• [Excerpted records]
══════

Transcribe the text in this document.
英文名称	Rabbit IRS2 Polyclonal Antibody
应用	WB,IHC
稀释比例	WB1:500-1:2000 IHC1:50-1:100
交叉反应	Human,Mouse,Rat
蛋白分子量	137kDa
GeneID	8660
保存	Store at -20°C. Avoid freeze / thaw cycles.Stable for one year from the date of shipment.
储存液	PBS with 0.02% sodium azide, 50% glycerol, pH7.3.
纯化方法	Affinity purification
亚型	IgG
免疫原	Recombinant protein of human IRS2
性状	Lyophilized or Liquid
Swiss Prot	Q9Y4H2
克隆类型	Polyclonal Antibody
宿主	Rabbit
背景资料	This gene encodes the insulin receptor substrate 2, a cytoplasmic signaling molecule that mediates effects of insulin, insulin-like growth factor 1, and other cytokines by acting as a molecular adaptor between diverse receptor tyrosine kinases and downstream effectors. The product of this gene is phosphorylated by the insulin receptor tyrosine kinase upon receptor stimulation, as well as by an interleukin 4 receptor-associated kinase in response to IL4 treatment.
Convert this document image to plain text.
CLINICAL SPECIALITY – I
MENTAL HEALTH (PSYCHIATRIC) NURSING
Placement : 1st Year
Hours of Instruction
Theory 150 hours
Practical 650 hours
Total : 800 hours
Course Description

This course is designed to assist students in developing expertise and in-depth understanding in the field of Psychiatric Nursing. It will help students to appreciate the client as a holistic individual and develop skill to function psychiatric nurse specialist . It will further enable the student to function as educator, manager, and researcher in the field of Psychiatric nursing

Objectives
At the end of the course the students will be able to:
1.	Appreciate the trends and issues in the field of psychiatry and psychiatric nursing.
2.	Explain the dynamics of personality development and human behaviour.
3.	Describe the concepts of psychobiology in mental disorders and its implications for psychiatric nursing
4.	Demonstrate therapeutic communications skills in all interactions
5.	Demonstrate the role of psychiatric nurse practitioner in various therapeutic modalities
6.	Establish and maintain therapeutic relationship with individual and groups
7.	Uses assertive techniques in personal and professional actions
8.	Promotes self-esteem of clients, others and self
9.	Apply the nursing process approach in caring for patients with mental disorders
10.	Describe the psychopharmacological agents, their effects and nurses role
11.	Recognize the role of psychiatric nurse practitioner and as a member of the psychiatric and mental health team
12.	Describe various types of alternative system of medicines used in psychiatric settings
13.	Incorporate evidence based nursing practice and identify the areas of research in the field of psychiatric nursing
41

══════

• [About this exercise] Given the word "field", show every line of the records that contains it.

• [Response area]
This course is designed to assist students in developing expertise and in-depth understanding in the field of Psychiatric Nursing. It will help students to appreciate the client as a holistic individual and develop skill to function psychiatric nurse specialist . It will further enable the student to function as educator, manager, and researcher in the field of Psychiatric nursing
1.	Appreciate the trends and issues in the field of psychiatry and psychiatric nursing.
13.	Incorporate evidence based nursing practice and identify the areas of research in the field of psychiatric nursing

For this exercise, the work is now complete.